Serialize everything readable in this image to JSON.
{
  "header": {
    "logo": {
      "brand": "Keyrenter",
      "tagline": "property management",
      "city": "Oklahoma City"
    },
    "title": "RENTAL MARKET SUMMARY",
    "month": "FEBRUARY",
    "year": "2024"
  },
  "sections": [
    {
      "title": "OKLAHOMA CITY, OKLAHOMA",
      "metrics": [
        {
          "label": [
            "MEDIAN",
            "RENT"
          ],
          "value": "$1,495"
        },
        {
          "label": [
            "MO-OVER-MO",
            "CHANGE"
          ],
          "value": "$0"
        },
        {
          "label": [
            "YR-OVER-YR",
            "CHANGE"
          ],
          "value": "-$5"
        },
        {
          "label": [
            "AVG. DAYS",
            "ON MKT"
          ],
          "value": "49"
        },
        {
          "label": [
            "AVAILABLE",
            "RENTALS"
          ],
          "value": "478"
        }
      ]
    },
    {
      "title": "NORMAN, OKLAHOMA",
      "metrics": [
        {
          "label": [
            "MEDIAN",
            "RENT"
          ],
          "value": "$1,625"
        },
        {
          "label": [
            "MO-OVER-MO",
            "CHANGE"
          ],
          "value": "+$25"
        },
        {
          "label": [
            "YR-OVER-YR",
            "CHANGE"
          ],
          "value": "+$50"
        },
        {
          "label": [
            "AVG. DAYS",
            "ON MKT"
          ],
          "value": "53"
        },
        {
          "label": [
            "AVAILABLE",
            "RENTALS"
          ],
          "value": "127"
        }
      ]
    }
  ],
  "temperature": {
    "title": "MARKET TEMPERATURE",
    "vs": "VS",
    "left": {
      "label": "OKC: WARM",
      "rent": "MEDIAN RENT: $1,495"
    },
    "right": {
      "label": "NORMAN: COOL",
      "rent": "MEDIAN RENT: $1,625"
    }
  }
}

WHAT IS REQUIRED
From the records above, extract each line exactly as shown.

WORKED SOLUTION
Serialize everything readable in this image to JSON.
{
  "header": {
    "logo": {
      "brand": "Keyrenter",
      "tagline": "property management",
      "city": "Oklahoma City"
    },
    "title": "RENTAL MARKET SUMMARY",
    "month": "FEBRUARY",
    "year": "2024"
  },
  "sections": [
    {
      "title": "OKLAHOMA CITY, OKLAHOMA",
      "metrics": [
        {
          "label": [
            "MEDIAN",
            "RENT"
          ],
          "value": "$1,495"
        },
        {
          "label": [
            "MO-OVER-MO",
            "CHANGE"
          ],
          "value": "$0"
        },
        {
          "label": [
            "YR-OVER-YR",
            "CHANGE"
          ],
          "value": "-$5"
        },
        {
          "label": [
            "AVG. DAYS",
            "ON MKT"
          ],
          "value": "49"
        },
        {
          "label": [
            "AVAILABLE",
            "RENTALS"
          ],
          "value": "478"
        }
      ]
    },
    {
      "title": "NORMAN, OKLAHOMA",
      "metrics": [
        {
          "label": [
            "MEDIAN",
            "RENT"
          ],
          "value": "$1,625"
        },
        {
          "label": [
            "MO-OVER-MO",
            "CHANGE"
          ],
          "value": "+$25"
        },
        {
          "label": [
            "YR-OVER-YR",
            "CHANGE"
          ],
          "value": "+$50"
        },
        {
          "label": [
            "AVG. DAYS",
            "ON MKT"
          ],
          "value": "53"
        },
        {
          "label": [
            "AVAILABLE",
            "RENTALS"
          ],
          "value": "127"
        }
      ]
    }
  ],
  "temperature": {
    "title": "MARKET TEMPERATURE",
    "vs": "VS",
    "left": {
      "label": "OKC: WARM",
      "rent": "MEDIAN RENT: $1,495"
    },
    "right": {
      "label": "NORMAN: COOL",
      "rent": "MEDIAN RENT: $1,625"
    }
  }
}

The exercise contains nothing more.